WHAT THE EXERCISE ASKS: In the records that follow, locate every line with "Noise" and extract it.
□ □ □
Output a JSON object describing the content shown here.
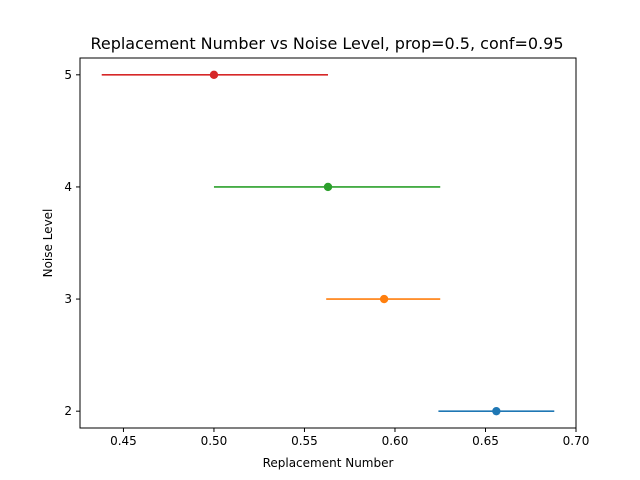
{
  "chart_data": {
    "type": "scatter",
    "title": "Replacement Number vs Noise Level, prop=0.5, conf=0.95",
    "xlabel": "Replacement Number",
    "ylabel": "Noise Level",
    "xlim": [
      0.426,
      0.7
    ],
    "ylim": [
      1.85,
      5.15
    ],
    "xticks": [
      0.45,
      0.5,
      0.55,
      0.6,
      0.65,
      0.7
    ],
    "xtick_labels": [
      "0.45",
      "0.50",
      "0.55",
      "0.60",
      "0.65",
      "0.70"
    ],
    "yticks": [
      2,
      3,
      4,
      5
    ],
    "ytick_labels": [
      "2",
      "3",
      "4",
      "5"
    ],
    "grid": false,
    "errorbars": "horizontal",
    "points": [
      {
        "y": 2,
        "x": 0.656,
        "xerr_low": 0.624,
        "xerr_high": 0.688,
        "color": "#1f77b4"
      },
      {
        "y": 3,
        "x": 0.594,
        "xerr_low": 0.562,
        "xerr_high": 0.625,
        "color": "#ff7f0e"
      },
      {
        "y": 4,
        "x": 0.563,
        "xerr_low": 0.5,
        "xerr_high": 0.625,
        "color": "#2ca02c"
      },
      {
        "y": 5,
        "x": 0.5,
        "xerr_low": 0.438,
        "xerr_high": 0.563,
        "color": "#d62728"
      }
    ]
  }
}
□ □ □
ANSWER TO THIS TASK:
    "title": "Replacement Number vs Noise Level, prop=0.5, conf=0.95",
    "ylabel": "Noise Level",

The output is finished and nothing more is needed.